>> Begin Record extracts

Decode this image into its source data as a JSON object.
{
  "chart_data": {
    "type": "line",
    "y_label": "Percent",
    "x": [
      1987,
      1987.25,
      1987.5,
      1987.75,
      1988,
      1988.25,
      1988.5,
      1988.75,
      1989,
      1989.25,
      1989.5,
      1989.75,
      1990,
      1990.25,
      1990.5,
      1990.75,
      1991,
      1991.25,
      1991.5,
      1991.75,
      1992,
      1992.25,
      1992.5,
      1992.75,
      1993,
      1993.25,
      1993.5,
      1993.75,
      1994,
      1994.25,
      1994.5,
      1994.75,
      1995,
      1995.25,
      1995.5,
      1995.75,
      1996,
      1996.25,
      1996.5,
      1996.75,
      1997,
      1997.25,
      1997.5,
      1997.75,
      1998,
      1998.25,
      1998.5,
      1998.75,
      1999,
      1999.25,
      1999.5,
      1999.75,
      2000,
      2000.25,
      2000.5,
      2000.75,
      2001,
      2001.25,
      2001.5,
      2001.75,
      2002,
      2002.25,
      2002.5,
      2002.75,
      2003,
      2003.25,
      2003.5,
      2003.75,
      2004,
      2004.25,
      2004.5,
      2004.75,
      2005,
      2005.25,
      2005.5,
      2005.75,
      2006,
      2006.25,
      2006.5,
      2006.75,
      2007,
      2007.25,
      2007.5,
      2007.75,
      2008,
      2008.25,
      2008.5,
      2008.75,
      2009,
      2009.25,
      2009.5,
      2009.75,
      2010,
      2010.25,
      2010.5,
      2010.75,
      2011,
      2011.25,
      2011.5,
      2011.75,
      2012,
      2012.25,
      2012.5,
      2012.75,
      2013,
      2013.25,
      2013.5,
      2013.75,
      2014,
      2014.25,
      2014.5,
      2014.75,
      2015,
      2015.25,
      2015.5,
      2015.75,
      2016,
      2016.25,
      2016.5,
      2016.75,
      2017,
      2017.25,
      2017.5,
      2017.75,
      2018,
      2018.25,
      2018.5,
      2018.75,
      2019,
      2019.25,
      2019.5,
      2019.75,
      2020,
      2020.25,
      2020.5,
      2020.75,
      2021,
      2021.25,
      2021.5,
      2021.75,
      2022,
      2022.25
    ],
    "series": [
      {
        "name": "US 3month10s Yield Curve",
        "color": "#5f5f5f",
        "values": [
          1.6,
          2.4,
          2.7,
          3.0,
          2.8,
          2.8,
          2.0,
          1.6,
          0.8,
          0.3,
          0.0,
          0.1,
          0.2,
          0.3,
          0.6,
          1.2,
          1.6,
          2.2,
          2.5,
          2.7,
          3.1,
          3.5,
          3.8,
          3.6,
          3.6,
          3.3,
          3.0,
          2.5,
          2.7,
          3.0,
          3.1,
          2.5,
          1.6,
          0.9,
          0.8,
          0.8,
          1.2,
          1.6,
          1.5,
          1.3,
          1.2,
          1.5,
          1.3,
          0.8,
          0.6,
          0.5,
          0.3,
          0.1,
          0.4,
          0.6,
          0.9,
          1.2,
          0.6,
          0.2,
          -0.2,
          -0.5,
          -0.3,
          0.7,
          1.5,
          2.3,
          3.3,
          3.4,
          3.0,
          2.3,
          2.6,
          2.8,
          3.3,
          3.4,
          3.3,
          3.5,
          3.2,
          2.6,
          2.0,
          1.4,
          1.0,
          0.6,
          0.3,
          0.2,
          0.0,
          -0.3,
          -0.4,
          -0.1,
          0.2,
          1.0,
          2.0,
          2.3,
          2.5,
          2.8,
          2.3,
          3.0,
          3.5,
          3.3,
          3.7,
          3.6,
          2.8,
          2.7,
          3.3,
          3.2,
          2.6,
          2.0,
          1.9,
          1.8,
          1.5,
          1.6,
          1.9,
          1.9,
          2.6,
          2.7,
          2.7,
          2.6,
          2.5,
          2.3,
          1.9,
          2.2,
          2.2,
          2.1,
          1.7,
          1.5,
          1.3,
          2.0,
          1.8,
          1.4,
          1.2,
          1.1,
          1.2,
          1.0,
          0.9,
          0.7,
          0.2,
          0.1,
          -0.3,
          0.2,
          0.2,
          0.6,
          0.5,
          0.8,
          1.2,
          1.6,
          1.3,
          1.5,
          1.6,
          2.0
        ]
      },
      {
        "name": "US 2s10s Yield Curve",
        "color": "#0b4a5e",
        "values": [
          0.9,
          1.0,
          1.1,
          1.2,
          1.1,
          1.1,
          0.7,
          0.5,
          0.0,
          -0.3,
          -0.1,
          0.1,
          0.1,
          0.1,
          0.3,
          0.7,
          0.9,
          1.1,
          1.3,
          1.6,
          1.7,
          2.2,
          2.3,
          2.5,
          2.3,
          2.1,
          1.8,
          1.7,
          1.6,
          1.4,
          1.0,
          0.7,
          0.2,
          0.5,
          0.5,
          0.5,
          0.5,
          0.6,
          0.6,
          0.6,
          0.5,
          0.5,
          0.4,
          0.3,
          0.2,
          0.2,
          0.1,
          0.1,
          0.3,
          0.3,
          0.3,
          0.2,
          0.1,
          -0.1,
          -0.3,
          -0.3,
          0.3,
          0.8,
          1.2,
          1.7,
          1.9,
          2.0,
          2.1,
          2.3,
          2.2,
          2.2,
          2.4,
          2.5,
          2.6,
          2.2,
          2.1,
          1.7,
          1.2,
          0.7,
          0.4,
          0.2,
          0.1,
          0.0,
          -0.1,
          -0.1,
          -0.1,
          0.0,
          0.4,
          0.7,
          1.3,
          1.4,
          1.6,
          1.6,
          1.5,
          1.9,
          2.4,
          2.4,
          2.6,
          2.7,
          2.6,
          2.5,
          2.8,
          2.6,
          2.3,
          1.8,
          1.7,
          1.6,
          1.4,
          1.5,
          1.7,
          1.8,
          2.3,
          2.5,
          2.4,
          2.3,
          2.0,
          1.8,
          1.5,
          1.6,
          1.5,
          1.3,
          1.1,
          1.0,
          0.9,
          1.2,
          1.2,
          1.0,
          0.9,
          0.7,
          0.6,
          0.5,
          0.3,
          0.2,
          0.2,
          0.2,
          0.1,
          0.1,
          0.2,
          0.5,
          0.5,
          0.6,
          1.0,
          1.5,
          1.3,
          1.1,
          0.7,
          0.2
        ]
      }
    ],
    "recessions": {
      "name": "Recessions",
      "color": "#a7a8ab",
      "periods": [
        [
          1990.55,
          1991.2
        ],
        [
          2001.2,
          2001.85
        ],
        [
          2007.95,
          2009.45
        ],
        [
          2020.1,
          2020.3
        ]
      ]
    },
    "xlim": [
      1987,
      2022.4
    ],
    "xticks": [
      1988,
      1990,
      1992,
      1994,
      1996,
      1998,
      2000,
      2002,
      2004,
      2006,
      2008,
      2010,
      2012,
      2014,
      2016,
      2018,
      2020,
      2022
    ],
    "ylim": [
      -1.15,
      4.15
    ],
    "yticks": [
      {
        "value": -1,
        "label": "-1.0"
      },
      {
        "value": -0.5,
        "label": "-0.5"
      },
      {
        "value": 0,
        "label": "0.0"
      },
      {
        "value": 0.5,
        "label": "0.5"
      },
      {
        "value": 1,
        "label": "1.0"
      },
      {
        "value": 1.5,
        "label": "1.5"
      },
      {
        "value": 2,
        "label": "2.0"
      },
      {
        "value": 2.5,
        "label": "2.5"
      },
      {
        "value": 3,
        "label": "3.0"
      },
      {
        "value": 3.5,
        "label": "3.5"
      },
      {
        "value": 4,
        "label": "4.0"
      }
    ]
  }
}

>> End Record extracts

Your task
Reproduce each line of the material above precisely.

Result of the exercise
Decode this image into its source data as a JSON object.
{
  "chart_data": {
    "type": "line",
    "y_label": "Percent",
    "x": [
      1987,
      1987.25,
      1987.5,
      1987.75,
      1988,
      1988.25,
      1988.5,
      1988.75,
      1989,
      1989.25,
      1989.5,
      1989.75,
      1990,
      1990.25,
      1990.5,
      1990.75,
      1991,
      1991.25,
      1991.5,
      1991.75,
      1992,
      1992.25,
      1992.5,
      1992.75,
      1993,
      1993.25,
      1993.5,
      1993.75,
      1994,
      1994.25,
      1994.5,
      1994.75,
      1995,
      1995.25,
      1995.5,
      1995.75,
      1996,
      1996.25,
      1996.5,
      1996.75,
      1997,
      1997.25,
      1997.5,
      1997.75,
      1998,
      1998.25,
      1998.5,
      1998.75,
      1999,
      1999.25,
      1999.5,
      1999.75,
      2000,
      2000.25,
      2000.5,
      2000.75,
      2001,
      2001.25,
      2001.5,
      2001.75,
      2002,
      2002.25,
      2002.5,
      2002.75,
      2003,
      2003.25,
      2003.5,
      2003.75,
      2004,
      2004.25,
      2004.5,
      2004.75,
      2005,
      2005.25,
      2005.5,
      2005.75,
      2006,
      2006.25,
      2006.5,
      2006.75,
      2007,
      2007.25,
      2007.5,
      2007.75,
      2008,
      2008.25,
      2008.5,
      2008.75,
      2009,
      2009.25,
      2009.5,
      2009.75,
      2010,
      2010.25,
      2010.5,
      2010.75,
      2011,
      2011.25,
      2011.5,
      2011.75,
      2012,
      2012.25,
      2012.5,
      2012.75,
      2013,
      2013.25,
      2013.5,
      2013.75,
      2014,
      2014.25,
      2014.5,
      2014.75,
      2015,
      2015.25,
      2015.5,
      2015.75,
      2016,
      2016.25,
      2016.5,
      2016.75,
      2017,
      2017.25,
      2017.5,
      2017.75,
      2018,
      2018.25,
      2018.5,
      2018.75,
      2019,
      2019.25,
      2019.5,
      2019.75,
      2020,
      2020.25,
      2020.5,
      2020.75,
      2021,
      2021.25,
      2021.5,
      2021.75,
      2022,
      2022.25
    ],
    "series": [
      {
        "name": "US 3month10s Yield Curve",
        "color": "#5f5f5f",
        "values": [
          1.6,
          2.4,
          2.7,
          3.0,
          2.8,
          2.8,
          2.0,
          1.6,
          0.8,
          0.3,
          0.0,
          0.1,
          0.2,
          0.3,
          0.6,
          1.2,
          1.6,
          2.2,
          2.5,
          2.7,
          3.1,
          3.5,
          3.8,
          3.6,
          3.6,
          3.3,
          3.0,
          2.5,
          2.7,
          3.0,
          3.1,
          2.5,
          1.6,
          0.9,
          0.8,
          0.8,
          1.2,
          1.6,
          1.5,
          1.3,
          1.2,
          1.5,
          1.3,
          0.8,
          0.6,
          0.5,
          0.3,
          0.1,
          0.4,
          0.6,
          0.9,
          1.2,
          0.6,
          0.2,
          -0.2,
          -0.5,
          -0.3,
          0.7,
          1.5,
          2.3,
          3.3,
          3.4,
          3.0,
          2.3,
          2.6,
          2.8,
          3.3,
          3.4,
          3.3,
          3.5,
          3.2,
          2.6,
          2.0,
          1.4,
          1.0,
          0.6,
          0.3,
          0.2,
          0.0,
          -0.3,
          -0.4,
          -0.1,
          0.2,
          1.0,
          2.0,
          2.3,
          2.5,
          2.8,
          2.3,
          3.0,
          3.5,
          3.3,
          3.7,
          3.6,
          2.8,
          2.7,
          3.3,
          3.2,
          2.6,
          2.0,
          1.9,
          1.8,
          1.5,
          1.6,
          1.9,
          1.9,
          2.6,
          2.7,
          2.7,
          2.6,
          2.5,
          2.3,
          1.9,
          2.2,
          2.2,
          2.1,
          1.7,
          1.5,
          1.3,
          2.0,
          1.8,
          1.4,
          1.2,
          1.1,
          1.2,
          1.0,
          0.9,
          0.7,
          0.2,
          0.1,
          -0.3,
          0.2,
          0.2,
          0.6,
          0.5,
          0.8,
          1.2,
          1.6,
          1.3,
          1.5,
          1.6,
          2.0
        ]
      },
      {
        "name": "US 2s10s Yield Curve",
        "color": "#0b4a5e",
        "values": [
          0.9,
          1.0,
          1.1,
          1.2,
          1.1,
          1.1,
          0.7,
          0.5,
          0.0,
          -0.3,
          -0.1,
          0.1,
          0.1,
          0.1,
          0.3,
          0.7,
          0.9,
          1.1,
          1.3,
          1.6,
          1.7,
          2.2,
          2.3,
          2.5,
          2.3,
          2.1,
          1.8,
          1.7,
          1.6,
          1.4,
          1.0,
          0.7,
          0.2,
          0.5,
          0.5,
          0.5,
          0.5,
          0.6,
          0.6,
          0.6,
          0.5,
          0.5,
          0.4,
          0.3,
          0.2,
          0.2,
          0.1,
          0.1,
          0.3,
          0.3,
          0.3,
          0.2,
          0.1,
          -0.1,
          -0.3,
          -0.3,
          0.3,
          0.8,
          1.2,
          1.7,
          1.9,
          2.0,
          2.1,
          2.3,
          2.2,
          2.2,
          2.4,
          2.5,
          2.6,
          2.2,
          2.1,
          1.7,
          1.2,
          0.7,
          0.4,
          0.2,
          0.1,
          0.0,
          -0.1,
          -0.1,
          -0.1,
          0.0,
          0.4,
          0.7,
          1.3,
          1.4,
          1.6,
          1.6,
          1.5,
          1.9,
          2.4,
          2.4,
          2.6,
          2.7,
          2.6,
          2.5,
          2.8,
          2.6,
          2.3,
          1.8,
          1.7,
          1.6,
          1.4,
          1.5,
          1.7,
          1.8,
          2.3,
          2.5,
          2.4,
          2.3,
          2.0,
          1.8,
          1.5,
          1.6,
          1.5,
          1.3,
          1.1,
          1.0,
          0.9,
          1.2,
          1.2,
          1.0,
          0.9,
          0.7,
          0.6,
          0.5,
          0.3,
          0.2,
          0.2,
          0.2,
          0.1,
          0.1,
          0.2,
          0.5,
          0.5,
          0.6,
          1.0,
          1.5,
          1.3,
          1.1,
          0.7,
          0.2
        ]
      }
    ],
    "recessions": {
      "name": "Recessions",
      "color": "#a7a8ab",
      "periods": [
        [
          1990.55,
          1991.2
        ],
        [
          2001.2,
          2001.85
        ],
        [
          2007.95,
          2009.45
        ],
        [
          2020.1,
          2020.3
        ]
      ]
    },
    "xlim": [
      1987,
      2022.4
    ],
    "xticks": [
      1988,
      1990,
      1992,
      1994,
      1996,
      1998,
      2000,
      2002,
      2004,
      2006,
      2008,
      2010,
      2012,
      2014,
      2016,
      2018,
      2020,
      2022
    ],
    "ylim": [
      -1.15,
      4.15
    ],
    "yticks": [
      {
        "value": -1,
        "label": "-1.0"
      },
      {
        "value": -0.5,
        "label": "-0.5"
      },
      {
        "value": 0,
        "label": "0.0"
      },
      {
        "value": 0.5,
        "label": "0.5"
      },
      {
        "value": 1,
        "label": "1.0"
      },
      {
        "value": 1.5,
        "label": "1.5"
      },
      {
        "value": 2,
        "label": "2.0"
      },
      {
        "value": 2.5,
        "label": "2.5"
      },
      {
        "value": 3,
        "label": "3.0"
      },
      {
        "value": 3.5,
        "label": "3.5"
      },
      {
        "value": 4,
        "label": "4.0"
      }
    ]
  }
}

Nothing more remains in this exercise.